> **Records for this task**:
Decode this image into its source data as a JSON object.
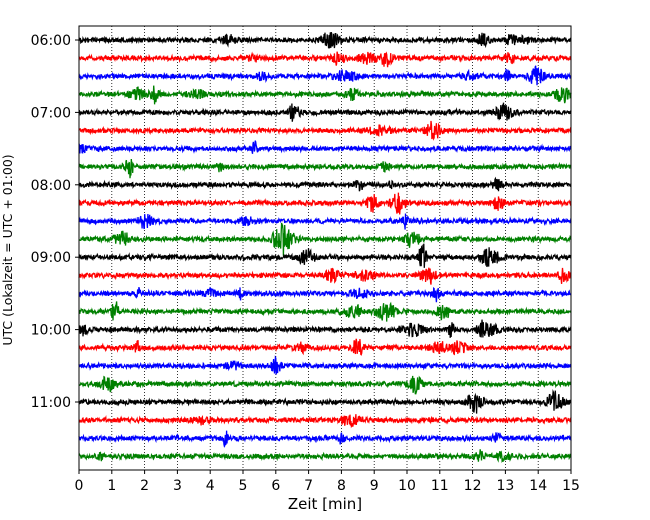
{
  "chart_data": {
    "type": "line",
    "title": "",
    "xlabel": "Zeit  [min]",
    "ylabel": "UTC (Lokalzeit = UTC + 01:00)",
    "xlim": [
      0,
      15
    ],
    "x_ticks": [
      "0",
      "1",
      "2",
      "3",
      "4",
      "5",
      "6",
      "7",
      "8",
      "9",
      "10",
      "11",
      "12",
      "13",
      "14",
      "15"
    ],
    "y_ticks": [
      "06:00",
      "07:00",
      "08:00",
      "09:00",
      "10:00",
      "11:00"
    ],
    "x_grid": true,
    "x_grid_style": "dotted",
    "line_colors": [
      "#000000",
      "#ff0000",
      "#0000ff",
      "#008000"
    ],
    "row_interval_min": 15,
    "rows": [
      {
        "start": "06:00",
        "color": "#000000"
      },
      {
        "start": "06:15",
        "color": "#ff0000"
      },
      {
        "start": "06:30",
        "color": "#0000ff"
      },
      {
        "start": "06:45",
        "color": "#008000"
      },
      {
        "start": "07:00",
        "color": "#000000"
      },
      {
        "start": "07:15",
        "color": "#ff0000"
      },
      {
        "start": "07:30",
        "color": "#0000ff"
      },
      {
        "start": "07:45",
        "color": "#008000"
      },
      {
        "start": "08:00",
        "color": "#000000"
      },
      {
        "start": "08:15",
        "color": "#ff0000"
      },
      {
        "start": "08:30",
        "color": "#0000ff"
      },
      {
        "start": "08:45",
        "color": "#008000"
      },
      {
        "start": "09:00",
        "color": "#000000"
      },
      {
        "start": "09:15",
        "color": "#ff0000"
      },
      {
        "start": "09:30",
        "color": "#0000ff"
      },
      {
        "start": "09:45",
        "color": "#008000"
      },
      {
        "start": "10:00",
        "color": "#000000"
      },
      {
        "start": "10:15",
        "color": "#ff0000"
      },
      {
        "start": "10:30",
        "color": "#0000ff"
      },
      {
        "start": "10:45",
        "color": "#008000"
      },
      {
        "start": "11:00",
        "color": "#000000"
      },
      {
        "start": "11:15",
        "color": "#ff0000"
      },
      {
        "start": "11:30",
        "color": "#0000ff"
      },
      {
        "start": "11:45",
        "color": "#008000"
      }
    ]
  }
}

> **What you should do**:
Every entry above should be duplicated exactly. Do not include the images.

> **Problem solution**:
Decode this image into its source data as a JSON object.
{
  "chart_data": {
    "type": "line",
    "title": "",
    "xlabel": "Zeit  [min]",
    "ylabel": "UTC (Lokalzeit = UTC + 01:00)",
    "xlim": [
      0,
      15
    ],
    "x_ticks": [
      "0",
      "1",
      "2",
      "3",
      "4",
      "5",
      "6",
      "7",
      "8",
      "9",
      "10",
      "11",
      "12",
      "13",
      "14",
      "15"
    ],
    "y_ticks": [
      "06:00",
      "07:00",
      "08:00",
      "09:00",
      "10:00",
      "11:00"
    ],
    "x_grid": true,
    "x_grid_style": "dotted",
    "line_colors": [
      "#000000",
      "#ff0000",
      "#0000ff",
      "#008000"
    ],
    "row_interval_min": 15,
    "rows": [
      {
        "start": "06:00",
        "color": "#000000"
      },
      {
        "start": "06:15",
        "color": "#ff0000"
      },
      {
        "start": "06:30",
        "color": "#0000ff"
      },
      {
        "start": "06:45",
        "color": "#008000"
      },
      {
        "start": "07:00",
        "color": "#000000"
      },
      {
        "start": "07:15",
        "color": "#ff0000"
      },
      {
        "start": "07:30",
        "color": "#0000ff"
      },
      {
        "start": "07:45",
        "color": "#008000"
      },
      {
        "start": "08:00",
        "color": "#000000"
      },
      {
        "start": "08:15",
        "color": "#ff0000"
      },
      {
        "start": "08:30",
        "color": "#0000ff"
      },
      {
        "start": "08:45",
        "color": "#008000"
      },
      {
        "start": "09:00",
        "color": "#000000"
      },
      {
        "start": "09:15",
        "color": "#ff0000"
      },
      {
        "start": "09:30",
        "color": "#0000ff"
      },
      {
        "start": "09:45",
        "color": "#008000"
      },
      {
        "start": "10:00",
        "color": "#000000"
      },
      {
        "start": "10:15",
        "color": "#ff0000"
      },
      {
        "start": "10:30",
        "color": "#0000ff"
      },
      {
        "start": "10:45",
        "color": "#008000"
      },
      {
        "start": "11:00",
        "color": "#000000"
      },
      {
        "start": "11:15",
        "color": "#ff0000"
      },
      {
        "start": "11:30",
        "color": "#0000ff"
      },
      {
        "start": "11:45",
        "color": "#008000"
      }
    ]
  }
}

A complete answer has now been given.